──────── EINGABEDATEN

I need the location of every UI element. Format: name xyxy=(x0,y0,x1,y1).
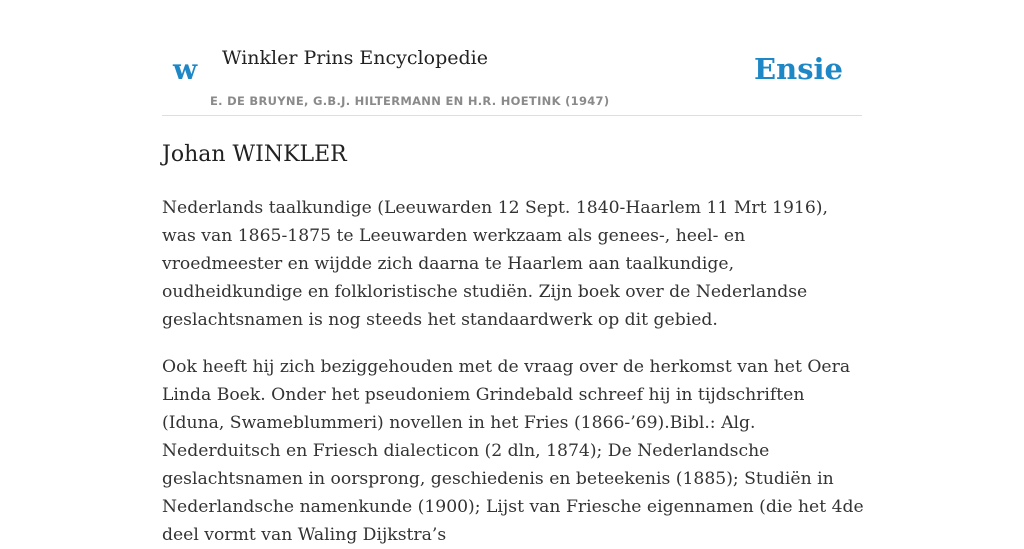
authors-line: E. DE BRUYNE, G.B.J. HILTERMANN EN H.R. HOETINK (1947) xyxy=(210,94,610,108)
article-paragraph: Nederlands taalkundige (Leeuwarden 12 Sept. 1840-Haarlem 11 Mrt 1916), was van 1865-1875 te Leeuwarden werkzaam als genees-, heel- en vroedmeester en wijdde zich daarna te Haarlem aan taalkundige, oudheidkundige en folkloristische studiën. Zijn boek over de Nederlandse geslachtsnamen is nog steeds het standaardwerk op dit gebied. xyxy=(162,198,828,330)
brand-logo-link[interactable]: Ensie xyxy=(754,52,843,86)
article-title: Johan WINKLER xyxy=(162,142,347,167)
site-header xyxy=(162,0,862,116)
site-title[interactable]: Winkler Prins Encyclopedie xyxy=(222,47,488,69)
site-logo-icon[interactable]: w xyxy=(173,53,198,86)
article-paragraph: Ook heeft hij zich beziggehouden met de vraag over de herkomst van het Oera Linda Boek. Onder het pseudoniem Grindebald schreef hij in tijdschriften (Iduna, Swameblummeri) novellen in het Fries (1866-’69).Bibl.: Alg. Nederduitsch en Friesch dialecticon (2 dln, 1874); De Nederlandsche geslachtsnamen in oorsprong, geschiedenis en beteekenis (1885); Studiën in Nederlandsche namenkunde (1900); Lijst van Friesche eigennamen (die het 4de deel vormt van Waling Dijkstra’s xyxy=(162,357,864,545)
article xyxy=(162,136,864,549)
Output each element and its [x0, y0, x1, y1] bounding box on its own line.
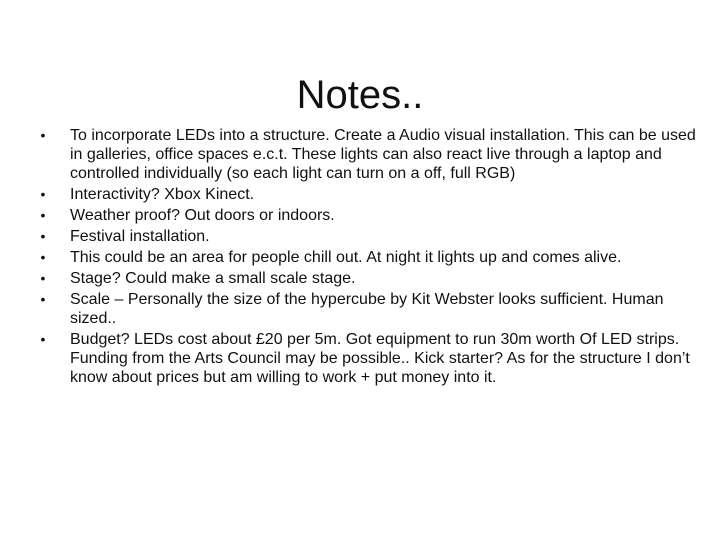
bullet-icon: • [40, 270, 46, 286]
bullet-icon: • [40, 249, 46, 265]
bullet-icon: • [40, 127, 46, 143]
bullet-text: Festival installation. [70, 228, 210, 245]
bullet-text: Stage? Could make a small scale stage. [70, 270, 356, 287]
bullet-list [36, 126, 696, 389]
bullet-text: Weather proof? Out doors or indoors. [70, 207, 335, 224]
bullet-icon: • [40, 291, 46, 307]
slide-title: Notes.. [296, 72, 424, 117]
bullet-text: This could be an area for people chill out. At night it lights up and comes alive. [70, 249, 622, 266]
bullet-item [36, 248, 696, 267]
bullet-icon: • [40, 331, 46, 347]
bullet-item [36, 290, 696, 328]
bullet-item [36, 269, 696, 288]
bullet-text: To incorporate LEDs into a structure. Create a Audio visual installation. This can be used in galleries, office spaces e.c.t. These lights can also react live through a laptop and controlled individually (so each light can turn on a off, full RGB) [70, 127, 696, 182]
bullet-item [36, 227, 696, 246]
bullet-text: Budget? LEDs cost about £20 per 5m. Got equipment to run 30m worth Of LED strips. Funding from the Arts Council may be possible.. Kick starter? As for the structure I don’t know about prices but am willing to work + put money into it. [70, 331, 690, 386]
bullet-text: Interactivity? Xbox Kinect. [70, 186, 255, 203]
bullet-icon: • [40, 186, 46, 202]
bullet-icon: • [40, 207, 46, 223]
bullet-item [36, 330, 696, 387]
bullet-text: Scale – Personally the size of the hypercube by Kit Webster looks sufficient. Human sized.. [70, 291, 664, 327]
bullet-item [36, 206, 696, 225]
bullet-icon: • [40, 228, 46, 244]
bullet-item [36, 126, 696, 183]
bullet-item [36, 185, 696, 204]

────────────────
──────── EINGABEDATEN

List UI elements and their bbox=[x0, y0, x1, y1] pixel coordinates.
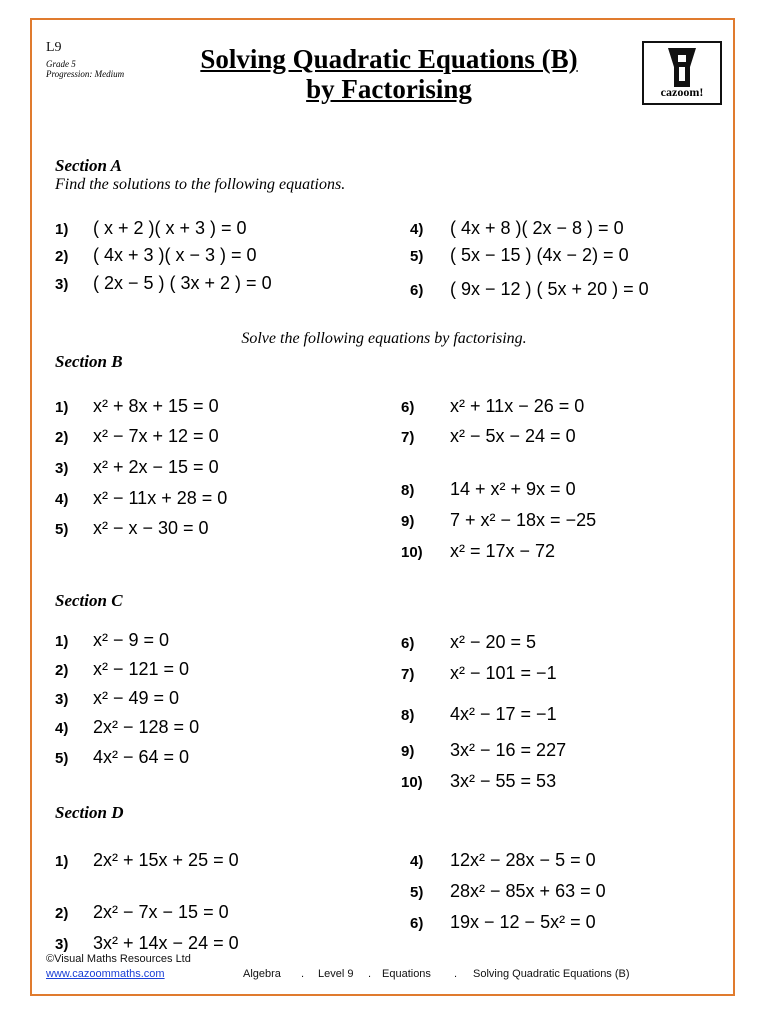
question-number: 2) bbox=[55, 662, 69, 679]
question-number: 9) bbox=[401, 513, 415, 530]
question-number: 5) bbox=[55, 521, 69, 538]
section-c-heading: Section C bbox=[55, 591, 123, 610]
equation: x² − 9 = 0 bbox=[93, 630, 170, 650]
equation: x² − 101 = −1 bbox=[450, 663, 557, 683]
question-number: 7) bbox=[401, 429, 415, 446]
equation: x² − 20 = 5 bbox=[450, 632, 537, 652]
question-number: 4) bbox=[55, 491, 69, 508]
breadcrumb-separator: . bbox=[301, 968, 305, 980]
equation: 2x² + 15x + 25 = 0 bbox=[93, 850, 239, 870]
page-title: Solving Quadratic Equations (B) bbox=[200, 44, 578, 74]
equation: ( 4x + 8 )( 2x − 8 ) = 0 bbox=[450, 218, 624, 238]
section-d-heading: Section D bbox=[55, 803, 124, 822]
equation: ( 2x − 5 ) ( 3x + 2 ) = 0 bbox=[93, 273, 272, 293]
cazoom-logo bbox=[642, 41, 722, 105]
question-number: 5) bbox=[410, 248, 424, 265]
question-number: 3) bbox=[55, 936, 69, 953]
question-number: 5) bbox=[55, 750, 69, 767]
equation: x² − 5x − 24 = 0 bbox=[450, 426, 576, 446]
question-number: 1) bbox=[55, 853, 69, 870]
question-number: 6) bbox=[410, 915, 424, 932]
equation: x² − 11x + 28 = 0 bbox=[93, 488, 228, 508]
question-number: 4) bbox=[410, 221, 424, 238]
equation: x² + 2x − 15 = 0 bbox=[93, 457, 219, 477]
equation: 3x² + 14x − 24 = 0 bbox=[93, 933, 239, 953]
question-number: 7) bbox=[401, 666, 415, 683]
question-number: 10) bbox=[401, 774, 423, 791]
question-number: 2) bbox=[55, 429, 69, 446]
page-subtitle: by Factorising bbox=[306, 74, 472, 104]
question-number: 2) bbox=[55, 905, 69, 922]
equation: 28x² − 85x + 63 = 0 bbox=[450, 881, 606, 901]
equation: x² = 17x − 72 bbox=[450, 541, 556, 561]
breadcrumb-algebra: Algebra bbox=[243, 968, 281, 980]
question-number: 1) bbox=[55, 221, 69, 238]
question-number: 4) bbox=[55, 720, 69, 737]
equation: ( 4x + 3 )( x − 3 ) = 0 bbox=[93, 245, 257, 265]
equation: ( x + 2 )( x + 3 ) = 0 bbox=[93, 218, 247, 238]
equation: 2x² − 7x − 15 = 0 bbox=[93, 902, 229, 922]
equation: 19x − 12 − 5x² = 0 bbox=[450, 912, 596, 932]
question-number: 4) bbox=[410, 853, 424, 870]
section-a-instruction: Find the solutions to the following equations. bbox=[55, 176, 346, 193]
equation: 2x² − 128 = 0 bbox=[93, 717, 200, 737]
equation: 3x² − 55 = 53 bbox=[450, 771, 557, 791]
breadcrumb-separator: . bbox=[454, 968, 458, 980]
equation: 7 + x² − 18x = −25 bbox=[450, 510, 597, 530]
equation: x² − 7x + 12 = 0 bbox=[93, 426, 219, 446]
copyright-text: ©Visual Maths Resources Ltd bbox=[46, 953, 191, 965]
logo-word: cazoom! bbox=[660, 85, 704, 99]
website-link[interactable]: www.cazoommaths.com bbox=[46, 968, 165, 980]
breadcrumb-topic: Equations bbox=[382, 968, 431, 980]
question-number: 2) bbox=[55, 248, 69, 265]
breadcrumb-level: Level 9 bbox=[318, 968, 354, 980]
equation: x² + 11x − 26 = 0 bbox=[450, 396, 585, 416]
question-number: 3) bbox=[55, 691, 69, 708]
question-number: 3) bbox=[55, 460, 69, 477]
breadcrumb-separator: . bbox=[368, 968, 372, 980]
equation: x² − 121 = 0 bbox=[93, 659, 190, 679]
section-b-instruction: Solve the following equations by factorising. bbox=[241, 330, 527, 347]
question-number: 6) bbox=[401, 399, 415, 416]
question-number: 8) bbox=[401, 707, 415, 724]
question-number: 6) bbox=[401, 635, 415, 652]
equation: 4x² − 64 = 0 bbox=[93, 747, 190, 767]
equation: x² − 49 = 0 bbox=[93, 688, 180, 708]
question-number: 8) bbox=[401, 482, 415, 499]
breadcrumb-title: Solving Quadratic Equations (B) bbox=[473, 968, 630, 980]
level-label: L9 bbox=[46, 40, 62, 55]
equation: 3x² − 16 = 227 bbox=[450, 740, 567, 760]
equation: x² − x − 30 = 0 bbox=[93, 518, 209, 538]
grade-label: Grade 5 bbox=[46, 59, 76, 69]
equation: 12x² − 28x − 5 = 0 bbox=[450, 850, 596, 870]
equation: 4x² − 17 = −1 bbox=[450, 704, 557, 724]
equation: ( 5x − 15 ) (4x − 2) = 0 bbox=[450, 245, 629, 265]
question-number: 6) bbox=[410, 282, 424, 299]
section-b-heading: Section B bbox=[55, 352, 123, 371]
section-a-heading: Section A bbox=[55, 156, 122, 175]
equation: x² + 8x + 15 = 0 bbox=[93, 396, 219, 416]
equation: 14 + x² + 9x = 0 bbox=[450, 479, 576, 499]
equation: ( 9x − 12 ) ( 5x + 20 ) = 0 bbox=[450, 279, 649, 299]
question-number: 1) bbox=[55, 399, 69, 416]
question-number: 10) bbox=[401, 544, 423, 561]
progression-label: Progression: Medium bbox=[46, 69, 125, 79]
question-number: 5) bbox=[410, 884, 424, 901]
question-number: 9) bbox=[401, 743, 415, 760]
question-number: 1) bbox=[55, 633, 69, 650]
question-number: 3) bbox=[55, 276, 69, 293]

────────────────

Übertrage die Zeilen der Daten zwischen der Zeile mit „question-number: 2) bbox=[55, 662, 69, 679]“ und der Zeile mit „question-number: 7) bbox=[401, 666, 415, 683]“, beide eingeschlossen, in eine Markdown-Tabelle mit den Spalten „Nr.“ für die laufende Nummer und „Zeile“ für den Zeileninhalt. Leerzeilen lässt du dabei weg.

| Nr. | Zeile |
|---|---|
| 1 | question-number: 2) bbox=[55, 662, 69, 679] |
| 2 | question-number: 9) bbox=[401, 513, 415, 530] |
| 3 | question-number: 5) bbox=[55, 521, 69, 538] |
| 4 | section-c-heading: Section C bbox=[55, 591, 123, 610] |
| 5 | equation: x² − 9 = 0 bbox=[93, 630, 170, 650] |
| 6 | equation: x² − 101 = −1 bbox=[450, 663, 557, 683] |
| 7 | question-number: 7) bbox=[401, 429, 415, 446] |
| 8 | equation: x² − 20 = 5 bbox=[450, 632, 537, 652] |
| 9 | question-number: 4) bbox=[55, 491, 69, 508] |
| 10 | breadcrumb-separator: . bbox=[301, 968, 305, 980] |
| 11 | equation: 2x² + 15x + 25 = 0 bbox=[93, 850, 239, 870] |
| 12 | page-title: Solving Quadratic Equations (B) bbox=[200, 44, 578, 74] |
| 13 | equation: ( 4x + 8 )( 2x − 8 ) = 0 bbox=[450, 218, 624, 238] |
| 14 | section-d-heading: Section D bbox=[55, 803, 124, 822] |
| 15 | equation: ( 2x − 5 ) ( 3x + 2 ) = 0 bbox=[93, 273, 272, 293] |
| 16 | cazoom-logo bbox=[642, 41, 722, 105] |
| 17 | question-number: 5) bbox=[410, 248, 424, 265] |
| 18 | question-number: 3) bbox=[55, 936, 69, 953] |
| 19 | question-number: 5) bbox=[55, 750, 69, 767] |
| 20 | equation: x² − 5x − 24 = 0 bbox=[450, 426, 576, 446] |
| 21 | question-number: 1) bbox=[55, 853, 69, 870] |
| 22 | question-number: 6) bbox=[410, 915, 424, 932] |
| 23 | equation: x² − 11x + 28 = 0 bbox=[93, 488, 228, 508] |
| 24 | question-number: 4) bbox=[410, 221, 424, 238] |
| 25 | equation: x² + 2x − 15 = 0 bbox=[93, 457, 219, 477] |
| 26 | equation: 3x² + 14x − 24 = 0 bbox=[93, 933, 239, 953] |
| 27 | question-number: 7) bbox=[401, 666, 415, 683] |